Saved entries
%%
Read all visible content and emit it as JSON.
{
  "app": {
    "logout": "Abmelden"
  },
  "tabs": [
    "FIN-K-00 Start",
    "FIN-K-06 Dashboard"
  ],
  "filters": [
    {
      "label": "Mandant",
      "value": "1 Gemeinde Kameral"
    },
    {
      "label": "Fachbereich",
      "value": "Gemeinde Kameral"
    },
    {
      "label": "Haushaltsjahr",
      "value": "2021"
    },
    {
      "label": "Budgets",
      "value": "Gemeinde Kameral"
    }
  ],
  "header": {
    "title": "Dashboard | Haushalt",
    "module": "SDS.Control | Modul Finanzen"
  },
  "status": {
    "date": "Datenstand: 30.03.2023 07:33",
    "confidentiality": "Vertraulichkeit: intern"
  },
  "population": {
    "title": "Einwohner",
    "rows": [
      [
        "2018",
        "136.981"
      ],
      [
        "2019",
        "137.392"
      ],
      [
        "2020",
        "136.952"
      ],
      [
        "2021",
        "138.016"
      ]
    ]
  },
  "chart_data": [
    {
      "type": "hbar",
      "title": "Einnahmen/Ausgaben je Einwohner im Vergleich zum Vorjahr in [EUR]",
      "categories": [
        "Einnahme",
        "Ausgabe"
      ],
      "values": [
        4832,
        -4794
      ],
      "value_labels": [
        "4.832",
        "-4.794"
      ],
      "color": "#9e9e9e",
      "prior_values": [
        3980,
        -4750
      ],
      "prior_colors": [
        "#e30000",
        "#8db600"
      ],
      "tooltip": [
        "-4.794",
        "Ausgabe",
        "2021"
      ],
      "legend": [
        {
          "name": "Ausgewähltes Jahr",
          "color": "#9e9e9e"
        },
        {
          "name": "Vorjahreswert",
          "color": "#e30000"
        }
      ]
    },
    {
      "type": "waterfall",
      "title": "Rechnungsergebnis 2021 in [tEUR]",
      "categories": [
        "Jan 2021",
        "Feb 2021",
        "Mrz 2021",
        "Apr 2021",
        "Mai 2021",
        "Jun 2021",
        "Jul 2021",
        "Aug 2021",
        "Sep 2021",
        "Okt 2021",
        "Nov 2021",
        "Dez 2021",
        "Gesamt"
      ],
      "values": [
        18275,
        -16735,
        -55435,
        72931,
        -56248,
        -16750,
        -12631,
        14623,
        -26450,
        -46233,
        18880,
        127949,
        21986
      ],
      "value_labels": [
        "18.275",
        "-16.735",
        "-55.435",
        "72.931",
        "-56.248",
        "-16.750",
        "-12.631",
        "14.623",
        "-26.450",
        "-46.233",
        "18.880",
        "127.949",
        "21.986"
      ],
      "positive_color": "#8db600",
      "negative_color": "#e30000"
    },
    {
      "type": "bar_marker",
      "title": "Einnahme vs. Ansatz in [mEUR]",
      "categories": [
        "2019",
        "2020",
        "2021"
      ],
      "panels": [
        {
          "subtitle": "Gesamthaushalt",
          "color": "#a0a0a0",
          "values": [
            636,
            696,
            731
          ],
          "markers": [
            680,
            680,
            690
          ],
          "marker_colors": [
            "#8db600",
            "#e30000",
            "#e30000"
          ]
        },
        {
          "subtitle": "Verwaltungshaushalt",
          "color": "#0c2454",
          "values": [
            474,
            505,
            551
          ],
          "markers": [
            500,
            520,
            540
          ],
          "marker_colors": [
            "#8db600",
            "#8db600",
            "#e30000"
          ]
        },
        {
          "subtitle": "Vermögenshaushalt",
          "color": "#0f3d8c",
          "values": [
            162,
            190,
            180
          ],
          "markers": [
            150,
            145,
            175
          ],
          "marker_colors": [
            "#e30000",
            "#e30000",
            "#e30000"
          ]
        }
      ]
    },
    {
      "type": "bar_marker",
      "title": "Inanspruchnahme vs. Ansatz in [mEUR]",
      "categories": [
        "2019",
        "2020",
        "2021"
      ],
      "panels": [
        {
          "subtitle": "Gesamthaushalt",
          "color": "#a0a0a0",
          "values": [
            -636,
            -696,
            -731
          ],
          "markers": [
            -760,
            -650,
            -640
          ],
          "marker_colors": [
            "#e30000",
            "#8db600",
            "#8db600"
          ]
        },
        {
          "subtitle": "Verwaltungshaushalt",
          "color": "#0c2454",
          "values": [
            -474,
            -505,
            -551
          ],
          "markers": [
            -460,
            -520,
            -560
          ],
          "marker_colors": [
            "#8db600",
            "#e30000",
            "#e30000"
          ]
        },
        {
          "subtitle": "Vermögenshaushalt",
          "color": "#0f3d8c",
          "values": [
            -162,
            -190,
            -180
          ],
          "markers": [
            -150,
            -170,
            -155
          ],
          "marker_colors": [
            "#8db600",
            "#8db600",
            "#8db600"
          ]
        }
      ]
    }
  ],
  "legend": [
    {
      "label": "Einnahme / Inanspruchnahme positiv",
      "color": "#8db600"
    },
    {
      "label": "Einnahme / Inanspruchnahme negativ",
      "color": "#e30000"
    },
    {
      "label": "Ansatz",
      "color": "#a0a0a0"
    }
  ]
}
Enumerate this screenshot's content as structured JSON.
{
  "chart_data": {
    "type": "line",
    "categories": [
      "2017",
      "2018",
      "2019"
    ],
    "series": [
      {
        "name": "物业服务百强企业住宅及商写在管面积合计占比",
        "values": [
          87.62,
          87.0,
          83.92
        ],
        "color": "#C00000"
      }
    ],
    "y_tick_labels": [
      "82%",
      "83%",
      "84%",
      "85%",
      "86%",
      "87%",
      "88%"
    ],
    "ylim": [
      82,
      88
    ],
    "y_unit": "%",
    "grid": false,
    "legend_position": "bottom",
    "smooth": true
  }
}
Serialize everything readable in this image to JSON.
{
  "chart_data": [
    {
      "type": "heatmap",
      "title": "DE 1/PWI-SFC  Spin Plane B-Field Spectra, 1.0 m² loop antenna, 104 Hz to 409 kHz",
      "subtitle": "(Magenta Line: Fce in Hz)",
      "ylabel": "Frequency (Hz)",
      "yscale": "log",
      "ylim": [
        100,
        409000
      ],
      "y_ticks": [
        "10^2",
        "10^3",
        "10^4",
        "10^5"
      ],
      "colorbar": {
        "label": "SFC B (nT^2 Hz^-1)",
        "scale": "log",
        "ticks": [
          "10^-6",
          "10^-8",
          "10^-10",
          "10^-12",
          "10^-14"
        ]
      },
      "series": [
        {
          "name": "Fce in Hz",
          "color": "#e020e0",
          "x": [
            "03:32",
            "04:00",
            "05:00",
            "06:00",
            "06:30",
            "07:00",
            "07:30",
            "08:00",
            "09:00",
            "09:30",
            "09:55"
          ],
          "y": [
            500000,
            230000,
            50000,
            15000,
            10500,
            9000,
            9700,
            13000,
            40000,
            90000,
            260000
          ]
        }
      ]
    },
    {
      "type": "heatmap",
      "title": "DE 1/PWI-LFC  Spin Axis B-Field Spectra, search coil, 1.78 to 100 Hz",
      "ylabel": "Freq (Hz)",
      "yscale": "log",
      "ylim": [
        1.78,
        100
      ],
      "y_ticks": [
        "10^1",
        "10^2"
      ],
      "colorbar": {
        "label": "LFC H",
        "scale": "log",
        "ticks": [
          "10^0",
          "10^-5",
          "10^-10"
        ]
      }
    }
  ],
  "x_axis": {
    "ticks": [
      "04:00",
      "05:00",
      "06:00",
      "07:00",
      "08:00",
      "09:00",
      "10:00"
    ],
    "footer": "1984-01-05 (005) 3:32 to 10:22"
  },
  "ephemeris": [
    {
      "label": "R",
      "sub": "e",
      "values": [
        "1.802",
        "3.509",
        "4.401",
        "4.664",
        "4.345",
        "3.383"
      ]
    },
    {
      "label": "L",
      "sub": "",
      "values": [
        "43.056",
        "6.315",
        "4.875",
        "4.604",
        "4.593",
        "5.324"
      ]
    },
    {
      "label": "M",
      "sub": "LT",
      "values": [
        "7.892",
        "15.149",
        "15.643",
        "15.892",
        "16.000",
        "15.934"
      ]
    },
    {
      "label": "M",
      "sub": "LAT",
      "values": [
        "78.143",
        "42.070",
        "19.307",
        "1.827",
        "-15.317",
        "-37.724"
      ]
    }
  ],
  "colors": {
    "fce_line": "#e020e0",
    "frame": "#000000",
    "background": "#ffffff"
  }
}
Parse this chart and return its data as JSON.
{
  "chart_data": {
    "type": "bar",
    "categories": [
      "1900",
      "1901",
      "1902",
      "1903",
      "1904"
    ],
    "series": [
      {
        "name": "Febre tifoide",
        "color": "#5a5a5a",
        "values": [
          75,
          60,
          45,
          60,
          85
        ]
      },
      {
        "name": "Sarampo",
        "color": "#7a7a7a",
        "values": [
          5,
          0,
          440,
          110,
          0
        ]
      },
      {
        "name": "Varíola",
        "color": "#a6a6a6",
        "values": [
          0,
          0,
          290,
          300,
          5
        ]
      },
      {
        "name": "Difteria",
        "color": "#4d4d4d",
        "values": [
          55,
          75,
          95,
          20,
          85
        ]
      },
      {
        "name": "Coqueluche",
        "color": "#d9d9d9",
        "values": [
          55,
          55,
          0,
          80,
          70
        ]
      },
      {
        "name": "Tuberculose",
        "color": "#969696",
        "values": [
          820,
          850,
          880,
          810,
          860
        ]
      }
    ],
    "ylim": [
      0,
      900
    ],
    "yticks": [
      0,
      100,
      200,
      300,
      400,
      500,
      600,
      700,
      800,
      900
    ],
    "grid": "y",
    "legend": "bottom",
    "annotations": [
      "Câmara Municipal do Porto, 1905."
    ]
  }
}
%%
**Given task**:
Which lines hold the word "Dashboard"? Copy every one of them.

**Answer**:
    "FIN-K-06 Dashboard"
    "title": "Dashboard | Haushalt",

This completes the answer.